■ Dataset content:

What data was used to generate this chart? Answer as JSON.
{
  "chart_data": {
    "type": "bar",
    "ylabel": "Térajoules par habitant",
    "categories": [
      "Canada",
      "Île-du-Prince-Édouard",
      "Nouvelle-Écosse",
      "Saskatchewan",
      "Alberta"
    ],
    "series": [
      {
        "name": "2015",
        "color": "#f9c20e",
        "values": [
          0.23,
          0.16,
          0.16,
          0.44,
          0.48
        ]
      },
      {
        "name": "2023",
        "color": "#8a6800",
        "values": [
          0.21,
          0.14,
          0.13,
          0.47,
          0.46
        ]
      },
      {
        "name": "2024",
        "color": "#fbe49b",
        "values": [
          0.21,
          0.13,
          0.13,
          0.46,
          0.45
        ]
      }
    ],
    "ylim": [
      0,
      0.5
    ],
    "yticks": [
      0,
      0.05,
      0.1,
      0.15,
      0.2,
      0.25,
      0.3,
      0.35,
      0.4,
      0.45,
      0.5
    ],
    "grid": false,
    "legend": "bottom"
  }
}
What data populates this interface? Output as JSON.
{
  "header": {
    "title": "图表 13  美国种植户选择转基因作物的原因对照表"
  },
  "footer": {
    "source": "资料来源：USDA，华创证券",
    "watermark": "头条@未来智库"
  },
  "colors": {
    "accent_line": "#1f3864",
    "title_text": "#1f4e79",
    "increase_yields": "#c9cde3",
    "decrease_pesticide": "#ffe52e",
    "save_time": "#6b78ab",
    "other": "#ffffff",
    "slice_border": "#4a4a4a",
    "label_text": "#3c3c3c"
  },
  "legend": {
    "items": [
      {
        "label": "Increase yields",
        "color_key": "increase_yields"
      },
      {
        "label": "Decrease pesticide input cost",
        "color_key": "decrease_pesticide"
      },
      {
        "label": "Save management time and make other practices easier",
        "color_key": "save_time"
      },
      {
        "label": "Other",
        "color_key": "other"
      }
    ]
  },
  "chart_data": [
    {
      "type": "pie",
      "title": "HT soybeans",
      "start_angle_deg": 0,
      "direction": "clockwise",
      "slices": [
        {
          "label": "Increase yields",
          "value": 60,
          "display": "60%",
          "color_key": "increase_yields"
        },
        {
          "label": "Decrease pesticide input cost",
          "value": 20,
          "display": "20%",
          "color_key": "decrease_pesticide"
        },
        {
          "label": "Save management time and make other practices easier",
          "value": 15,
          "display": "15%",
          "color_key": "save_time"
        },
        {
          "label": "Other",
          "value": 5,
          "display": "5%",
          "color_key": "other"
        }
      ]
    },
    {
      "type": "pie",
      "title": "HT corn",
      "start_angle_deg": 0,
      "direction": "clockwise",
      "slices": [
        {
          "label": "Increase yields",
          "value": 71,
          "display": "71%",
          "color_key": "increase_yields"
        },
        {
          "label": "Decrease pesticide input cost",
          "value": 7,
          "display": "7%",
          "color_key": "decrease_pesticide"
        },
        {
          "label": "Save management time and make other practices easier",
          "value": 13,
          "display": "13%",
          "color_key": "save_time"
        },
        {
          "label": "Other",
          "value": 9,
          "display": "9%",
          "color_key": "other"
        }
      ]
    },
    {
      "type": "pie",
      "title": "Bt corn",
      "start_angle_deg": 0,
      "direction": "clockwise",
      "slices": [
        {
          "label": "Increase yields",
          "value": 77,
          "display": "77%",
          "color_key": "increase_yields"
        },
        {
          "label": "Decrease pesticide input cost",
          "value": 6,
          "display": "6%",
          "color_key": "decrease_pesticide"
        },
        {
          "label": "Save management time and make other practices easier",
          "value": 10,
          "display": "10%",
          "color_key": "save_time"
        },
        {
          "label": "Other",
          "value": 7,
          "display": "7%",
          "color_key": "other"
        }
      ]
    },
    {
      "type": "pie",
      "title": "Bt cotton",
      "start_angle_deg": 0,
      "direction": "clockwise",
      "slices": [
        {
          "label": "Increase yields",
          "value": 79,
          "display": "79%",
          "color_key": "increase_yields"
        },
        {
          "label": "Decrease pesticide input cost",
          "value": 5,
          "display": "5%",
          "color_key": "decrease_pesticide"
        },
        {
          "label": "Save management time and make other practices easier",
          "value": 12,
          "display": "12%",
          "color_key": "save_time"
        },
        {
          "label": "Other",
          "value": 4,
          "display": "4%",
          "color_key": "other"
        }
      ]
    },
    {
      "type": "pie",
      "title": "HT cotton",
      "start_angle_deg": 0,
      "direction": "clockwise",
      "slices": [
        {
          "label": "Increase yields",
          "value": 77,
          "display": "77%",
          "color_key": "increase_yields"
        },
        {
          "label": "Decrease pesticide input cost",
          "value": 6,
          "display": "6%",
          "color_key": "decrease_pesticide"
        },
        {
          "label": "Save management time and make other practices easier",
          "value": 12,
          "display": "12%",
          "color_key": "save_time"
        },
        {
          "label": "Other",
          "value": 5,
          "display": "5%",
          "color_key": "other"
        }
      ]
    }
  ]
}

■ Set exercise:
Write out all of the records once more, exactly.

■ Result below:
What data was used to generate this chart? Answer as JSON.
{
  "chart_data": {
    "type": "bar",
    "ylabel": "Térajoules par habitant",
    "categories": [
      "Canada",
      "Île-du-Prince-Édouard",
      "Nouvelle-Écosse",
      "Saskatchewan",
      "Alberta"
    ],
    "series": [
      {
        "name": "2015",
        "color": "#f9c20e",
        "values": [
          0.23,
          0.16,
          0.16,
          0.44,
          0.48
        ]
      },
      {
        "name": "2023",
        "color": "#8a6800",
        "values": [
          0.21,
          0.14,
          0.13,
          0.47,
          0.46
        ]
      },
      {
        "name": "2024",
        "color": "#fbe49b",
        "values": [
          0.21,
          0.13,
          0.13,
          0.46,
          0.45
        ]
      }
    ],
    "ylim": [
      0,
      0.5
    ],
    "yticks": [
      0,
      0.05,
      0.1,
      0.15,
      0.2,
      0.25,
      0.3,
      0.35,
      0.4,
      0.45,
      0.5
    ],
    "grid": false,
    "legend": "bottom"
  }
}
What data populates this interface? Output as JSON.
{
  "header": {
    "title": "图表 13  美国种植户选择转基因作物的原因对照表"
  },
  "footer": {
    "source": "资料来源：USDA，华创证券",
    "watermark": "头条@未来智库"
  },
  "colors": {
    "accent_line": "#1f3864",
    "title_text": "#1f4e79",
    "increase_yields": "#c9cde3",
    "decrease_pesticide": "#ffe52e",
    "save_time": "#6b78ab",
    "other": "#ffffff",
    "slice_border": "#4a4a4a",
    "label_text": "#3c3c3c"
  },
  "legend": {
    "items": [
      {
        "label": "Increase yields",
        "color_key": "increase_yields"
      },
      {
        "label": "Decrease pesticide input cost",
        "color_key": "decrease_pesticide"
      },
      {
        "label": "Save management time and make other practices easier",
        "color_key": "save_time"
      },
      {
        "label": "Other",
        "color_key": "other"
      }
    ]
  },
  "chart_data": [
    {
      "type": "pie",
      "title": "HT soybeans",
      "start_angle_deg": 0,
      "direction": "clockwise",
      "slices": [
        {
          "label": "Increase yields",
          "value": 60,
          "display": "60%",
          "color_key": "increase_yields"
        },
        {
          "label": "Decrease pesticide input cost",
          "value": 20,
          "display": "20%",
          "color_key": "decrease_pesticide"
        },
        {
          "label": "Save management time and make other practices easier",
          "value": 15,
          "display": "15%",
          "color_key": "save_time"
        },
        {
          "label": "Other",
          "value": 5,
          "display": "5%",
          "color_key": "other"
        }
      ]
    },
    {
      "type": "pie",
      "title": "HT corn",
      "start_angle_deg": 0,
      "direction": "clockwise",
      "slices": [
        {
          "label": "Increase yields",
          "value": 71,
          "display": "71%",
          "color_key": "increase_yields"
        },
        {
          "label": "Decrease pesticide input cost",
          "value": 7,
          "display": "7%",
          "color_key": "decrease_pesticide"
        },
        {
          "label": "Save management time and make other practices easier",
          "value": 13,
          "display": "13%",
          "color_key": "save_time"
        },
        {
          "label": "Other",
          "value": 9,
          "display": "9%",
          "color_key": "other"
        }
      ]
    },
    {
      "type": "pie",
      "title": "Bt corn",
      "start_angle_deg": 0,
      "direction": "clockwise",
      "slices": [
        {
          "label": "Increase yields",
          "value": 77,
          "display": "77%",
          "color_key": "increase_yields"
        },
        {
          "label": "Decrease pesticide input cost",
          "value": 6,
          "display": "6%",
          "color_key": "decrease_pesticide"
        },
        {
          "label": "Save management time and make other practices easier",
          "value": 10,
          "display": "10%",
          "color_key": "save_time"
        },
        {
          "label": "Other",
          "value": 7,
          "display": "7%",
          "color_key": "other"
        }
      ]
    },
    {
      "type": "pie",
      "title": "Bt cotton",
      "start_angle_deg": 0,
      "direction": "clockwise",
      "slices": [
        {
          "label": "Increase yields",
          "value": 79,
          "display": "79%",
          "color_key": "increase_yields"
        },
        {
          "label": "Decrease pesticide input cost",
          "value": 5,
          "display": "5%",
          "color_key": "decrease_pesticide"
        },
        {
          "label": "Save management time and make other practices easier",
          "value": 12,
          "display": "12%",
          "color_key": "save_time"
        },
        {
          "label": "Other",
          "value": 4,
          "display": "4%",
          "color_key": "other"
        }
      ]
    },
    {
      "type": "pie",
      "title": "HT cotton",
      "start_angle_deg": 0,
      "direction": "clockwise",
      "slices": [
        {
          "label": "Increase yields",
          "value": 77,
          "display": "77%",
          "color_key": "increase_yields"
        },
        {
          "label": "Decrease pesticide input cost",
          "value": 6,
          "display": "6%",
          "color_key": "decrease_pesticide"
        },
        {
          "label": "Save management time and make other practices easier",
          "value": 12,
          "display": "12%",
          "color_key": "save_time"
        },
        {
          "label": "Other",
          "value": 5,
          "display": "5%",
          "color_key": "other"
        }
      ]
    }
  ]
}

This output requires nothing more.